** begin **
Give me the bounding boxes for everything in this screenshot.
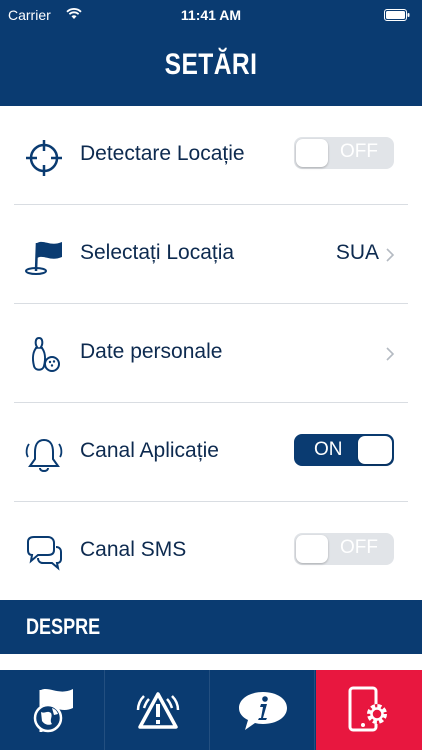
tab-home[interactable] (0, 670, 105, 750)
chevron-right-icon (386, 248, 395, 262)
chat-bubbles-icon (27, 536, 62, 571)
setting-row-sms-channel[interactable]: Canal SMS OFF (0, 502, 422, 601)
bowling-pins-icon (32, 336, 60, 372)
bell-icon (25, 438, 63, 472)
top-bar: Carrier 11:41 AM SETĂRI (0, 0, 422, 106)
toggle-knob (358, 436, 392, 464)
tab-settings[interactable] (316, 670, 422, 750)
section-title: DESPRE (26, 614, 101, 639)
setting-label: Canal Aplicație (80, 439, 219, 462)
section-header-about[interactable]: DESPRE (0, 600, 422, 654)
setting-row-personal-data[interactable]: Date personale (0, 304, 422, 403)
info-chat-icon (239, 692, 287, 730)
tab-info[interactable] (210, 670, 315, 750)
clock: 11:41 AM (180, 7, 242, 23)
warning-alert-icon (136, 692, 180, 729)
selected-location-value: SUA (335, 241, 379, 264)
setting-label: Canal SMS (80, 538, 187, 561)
page-title: SETĂRI (164, 48, 258, 81)
tab-bar (0, 670, 422, 750)
toggle-state-label: OFF (340, 141, 378, 162)
toggle-knob (296, 535, 328, 563)
toggle-state-label: ON (314, 439, 343, 460)
setting-label: Selectați Locația (80, 241, 235, 264)
globe-flag-icon (33, 689, 73, 733)
sms-channel-toggle[interactable]: OFF (294, 533, 394, 565)
detect-location-toggle[interactable]: OFF (294, 137, 394, 169)
toggle-knob (296, 139, 328, 167)
app-channel-toggle[interactable]: ON (294, 434, 394, 466)
tab-alerts[interactable] (105, 670, 210, 750)
setting-row-app-channel[interactable]: Canal Aplicație ON (0, 403, 422, 502)
status-bar: Carrier 11:41 AM (0, 0, 422, 30)
crosshair-icon (26, 140, 62, 176)
setting-row-select-location[interactable]: Selectați Locația SUA (0, 205, 422, 304)
battery-icon (384, 9, 410, 21)
setting-row-detect-location[interactable]: Detectare Locație OFF (0, 106, 422, 205)
setting-label: Detectare Locație (80, 142, 245, 165)
settings-device-icon (348, 686, 387, 732)
toggle-state-label: OFF (340, 537, 378, 558)
chevron-right-icon (386, 347, 395, 361)
flag-icon (25, 241, 62, 275)
setting-label: Date personale (80, 340, 223, 363)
** end **
What the task asks: Copy out every line word for word, from the line with "tab-home[interactable] (0, 670, 105, 750)" up to and including the last line of the material.

Written answer:
tab-home[interactable] (0, 670, 105, 750)
chevron-right-icon (386, 248, 395, 262)
chat-bubbles-icon (27, 536, 62, 571)
setting-row-sms-channel[interactable]: Canal SMS OFF (0, 502, 422, 601)
bowling-pins-icon (32, 336, 60, 372)
bell-icon (25, 438, 63, 472)
top-bar: Carrier 11:41 AM SETĂRI (0, 0, 422, 106)
toggle-knob (358, 436, 392, 464)
tab-settings[interactable] (316, 670, 422, 750)
section-title: DESPRE (26, 614, 101, 639)
setting-label: Canal Aplicație (80, 439, 219, 462)
section-header-about[interactable]: DESPRE (0, 600, 422, 654)
setting-row-personal-data[interactable]: Date personale (0, 304, 422, 403)
info-chat-icon (239, 692, 287, 730)
tab-info[interactable] (210, 670, 315, 750)
clock: 11:41 AM (180, 7, 242, 23)
warning-alert-icon (136, 692, 180, 729)
selected-location-value: SUA (335, 241, 379, 264)
setting-label: Canal SMS (80, 538, 187, 561)
page-title: SETĂRI (164, 48, 258, 81)
tab-bar (0, 670, 422, 750)
toggle-state-label: OFF (340, 141, 378, 162)
toggle-knob (296, 535, 328, 563)
toggle-state-label: ON (314, 439, 343, 460)
setting-label: Selectați Locația (80, 241, 235, 264)
globe-flag-icon (33, 689, 73, 733)
sms-channel-toggle[interactable]: OFF (294, 533, 394, 565)
detect-location-toggle[interactable]: OFF (294, 137, 394, 169)
toggle-knob (296, 139, 328, 167)
app-channel-toggle[interactable]: ON (294, 434, 394, 466)
tab-alerts[interactable] (105, 670, 210, 750)
setting-row-app-channel[interactable]: Canal Aplicație ON (0, 403, 422, 502)
status-bar: Carrier 11:41 AM (0, 0, 422, 30)
crosshair-icon (26, 140, 62, 176)
setting-row-select-location[interactable]: Selectați Locația SUA (0, 205, 422, 304)
battery-icon (384, 9, 410, 21)
setting-row-detect-location[interactable]: Detectare Locație OFF (0, 106, 422, 205)
setting-label: Detectare Locație (80, 142, 245, 165)
settings-device-icon (348, 686, 387, 732)
toggle-state-label: OFF (340, 537, 378, 558)
chevron-right-icon (386, 347, 395, 361)
flag-icon (25, 241, 62, 275)
setting-label: Date personale (80, 340, 223, 363)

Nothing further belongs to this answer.